[start]
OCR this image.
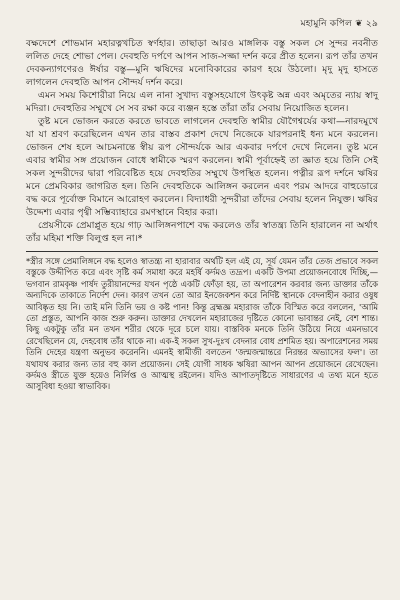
মহামুনি কপিল ❦ ২৯

বক্ষদেশে শোভমান মহারত্নখচিত স্বর্ণহার। তাছাড়া আরও মাঙ্গলিক বস্তু সকল সে সুন্দর নবনীত ললিত দেহে শোভা পেল। দেবহুতি দর্পণে আপন সাজ-সজ্জা দর্শন করে প্রীত হলেন। রূপ তাঁর তখন দেবকন্যাগণেরও ঈর্ষার বস্তু—মুনি ঋষিদের মনোবিকারের কারণ হয়ে উঠলো। মৃদু মৃদু হাসতে লাগলেন দেবহুতি আপন সৌন্দর্য দর্শন করে।

এমন সময় কিশোরীরা নিয়ে এল নানা সুখাদ্য বস্তুসহযোগে উৎকৃষ্ট অন্ন এবং অমৃতের ন্যায় স্বাদু মদিরা। দেবহুতির সম্মুখে সে সব রক্ষা করে ব্যঞ্জন হস্তে তাঁরা তাঁর সেবায় নিয়োজিত হলেন।

তুষ্ট মনে ভোজন করতে করতে ভাবতে লাগলেন দেবহুতি স্বামীর যৌগৈশ্বর্যের কথা—নারদমুখে যা যা শ্রবণ করেছিলেন এখন তার বাস্তব প্রকাশ দেখে নিজেকে যারপরনাই ধন্য মনে করলেন। ভোজন শেষ হলে আচমনান্তে স্বীয় রূপ সৌন্দর্যকে আর একবার দর্পণে দেখে নিলেন। তুষ্ট মনে এবার স্বামীর সঙ্গ প্রয়োজন বোধে স্বামীকে স্মরণ করলেন। স্বামী পূর্বাহ্নেই তা জ্ঞাত হয়ে তিনি সেই সকল সুন্দরীদের দ্বারা পরিবেষ্টিত হয়ে দেবহুতির সম্মুখে উপস্থিত হলেন। পত্নীর রূপ দর্শনে ঋষির মনে প্রেমবিকার জাগরিত হল। তিনি দেবহুতিকে আলিঙ্গন করলেন এবং পরম আদরে বাহুডোরে বদ্ধ করে পূর্বোক্ত বিমানে আরোহণ করলেন। বিদ্যাধরী সুন্দরীরা তাঁদের সেবায় হলেন নিযুক্ত। ঋষির উদ্দেশ্য এবার পৃথ্বী সম্ভিব্যাহারে রমণস্থানে বিহার করা।

প্রেয়সীকে প্রেমাপ্লুত হয়ে গাঢ় আলিঙ্গনপাশে বদ্ধ করলেও তাঁর স্বাতন্ত্র্য তিনি হারালেন না অর্থাৎ তাঁর মহিমা শক্তি বিলুপ্ত হল না।*

*স্ত্রীর সঙ্গে প্রেমালিঙ্গনে বদ্ধ হলেও স্বাতন্ত্র্য না হারাবার অর্থটি হল এই যে, সূর্য যেমন তাঁর তেজ প্রভাবে সকল বস্তুকে উদ্দীপিত করে এবং সৃষ্টি কর্ম সমাধা করে মহর্ষি কর্দমও তদ্রূপ। একটি উপমা প্রয়োজনবোধে দিচ্ছি,—ভগবান রামকৃষ্ণ পার্ষদ তুরীয়ানন্দের যখন পৃষ্ঠে একটি ফোঁড়া হয়, তা অপারেশন করবার জন্য ডাক্তার তাঁকে অন্যদিকে তাকাতে নির্দেশ দেন। কারণ তখন তো আর ইনজেকশন করে নির্দিষ্ট স্থানকে বেদনাহীন করার ওষুধ আবিষ্কৃত হয় নি। তাই মনি তিনি ভয় ও কষ্ট পান! কিন্তু ব্রহ্মজ্ঞ মহারাজ তাঁকে বিস্মিত করে বললেন, 'আমি তো প্রস্তুত, আপনি কাজ শুরু করুন। ডাক্তার দেখলেন মহারাজের দৃষ্টিতে কোনো ভাবান্তর নেই, বেশ শান্ত। কিছু একটুকু তাঁর মন তখন শরীর থেকে দূরে চলে যায়। বাস্তবিক মনকে তিনি উঠিয়ে নিয়ে এমনভাবে রেখেছিলেন যে, দেহবোধ তাঁর থাকে না। এক-ই সকল সুখ-দুঃখ বেদনার বোধ প্রশমিত হয়। অপারেশনের সময় তিনি দেহের যন্ত্রণা অনুভব করেননি। এমনই স্বামীজী বলতেন 'জন্মজন্মান্তরে নিরন্তর অভ্যাসের ফল'। তা যথাযথ করার জন্য তার বহু কাল প্রয়োজন। সেই যোগী সাধক ঋষিরা আপন আপন প্রয়োজনে রেখেছেন। কর্দমও স্ত্রীতে যুক্ত হয়েও নির্লিপ্ত ও আত্মস্থ রইলেন। যদিও আপাতদৃষ্টিতে সাধারণের এ তথ্য মনে হতে আসুবিধা হওয়া স্বাভাবিক।
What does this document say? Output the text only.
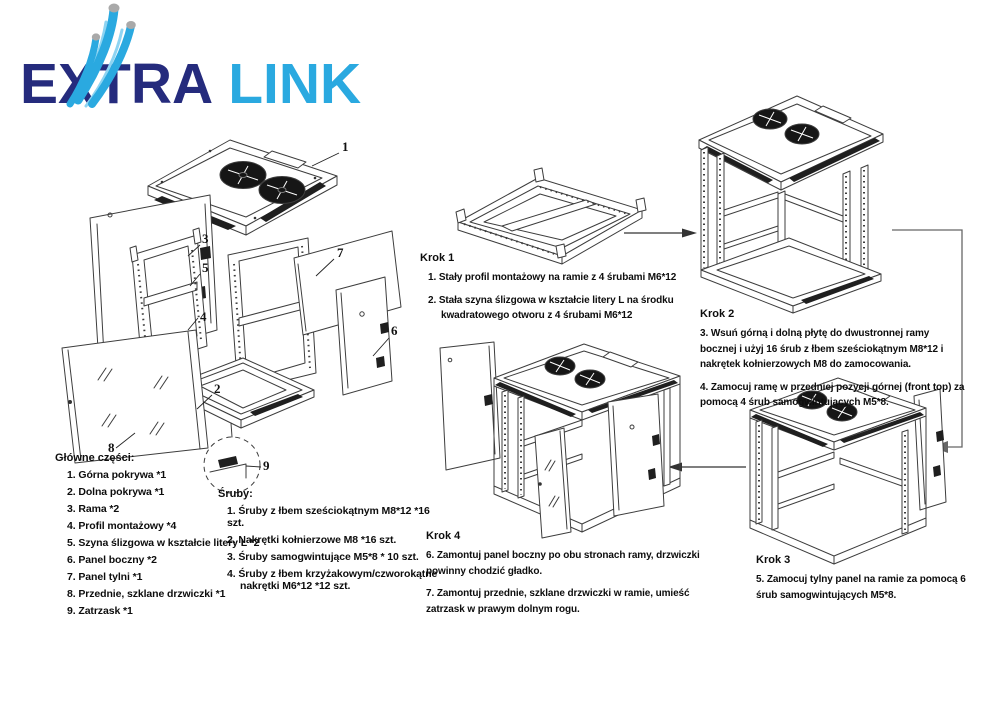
EXTRA LINK
1
3
5
4
7
6
2
8
9
Główne części:
1. Górna pokrywa *1
2. Dolna pokrywa *1
3. Rama *2
4. Profil montażowy *4
5. Szyna ślizgowa w kształcie litery L *2
6. Panel boczny *2
7. Panel tylni *1
8. Przednie, szklane drzwiczki *1
9. Zatrzask *1
Śruby:
1. Śruby z łbem sześciokątnym M8*12 *16 szt.
2. Nakrętki kołnierzowe M8 *16 szt.
3. Śruby samogwintujące M5*8 * 10 szt.
4. Śruby z łbem krzyżakowym/czworokątne nakrętki M6*12 *12 szt.
Krok 1

1. Stały profil montażowy na ramie z 4 śrubami M6*12

2. Stała szyna ślizgowa w kształcie litery L na środku kwadratowego otworu z 4 śrubami M6*12	Krok 2

3. Wsuń górną i dolną płytę do dwustronnej ramy bocznej i użyj 16 śrub z łbem sześciokątnym M8*12 i nakrętek kołnierzowych M8 do zamocowania.

4. Zamocuj ramę w przedniej pozycji górnej (front top) za pomocą 4 śrub samogwintujących M5*8.

Krok 3

5. Zamocuj tylny panel na ramie za pomocą 6 śrub samogwintujących M5*8.

Krok 4

6. Zamontuj panel boczny po obu stronach ramy, drzwiczki powinny chodzić gładko.

7. Zamontuj przednie, szklane drzwiczki w ramie, umieść zatrzask w prawym dolnym rogu.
[end]
_Task prompt_
Please copy the lines above, starting at the one that holds "What does this" and stopping after the last line, exactly as they appear and minus the pictures.

_Task output_
What does this document say? Output the text only.
EXTRA LINK
1
3
5
4
7
6
2
8
9
Główne części:
1. Górna pokrywa *1
2. Dolna pokrywa *1
3. Rama *2
4. Profil montażowy *4
5. Szyna ślizgowa w kształcie litery L *2
6. Panel boczny *2
7. Panel tylni *1
8. Przednie, szklane drzwiczki *1
9. Zatrzask *1
Śruby:
1. Śruby z łbem sześciokątnym M8*12 *16 szt.
2. Nakrętki kołnierzowe M8 *16 szt.
3. Śruby samogwintujące M5*8 * 10 szt.
4. Śruby z łbem krzyżakowym/czworokątne nakrętki M6*12 *12 szt.
Krok 1

1. Stały profil montażowy na ramie z 4 śrubami M6*12

2. Stała szyna ślizgowa w kształcie litery L na środku kwadratowego otworu z 4 śrubami M6*12	Krok 2

3. Wsuń górną i dolną płytę do dwustronnej ramy bocznej i użyj 16 śrub z łbem sześciokątnym M8*12 i nakrętek kołnierzowych M8 do zamocowania.

4. Zamocuj ramę w przedniej pozycji górnej (front top) za pomocą 4 śrub samogwintujących M5*8.

Krok 3

5. Zamocuj tylny panel na ramie za pomocą 6 śrub samogwintujących M5*8.

Krok 4

6. Zamontuj panel boczny po obu stronach ramy, drzwiczki powinny chodzić gładko.

7. Zamontuj przednie, szklane drzwiczki w ramie, umieść zatrzask w prawym dolnym rogu.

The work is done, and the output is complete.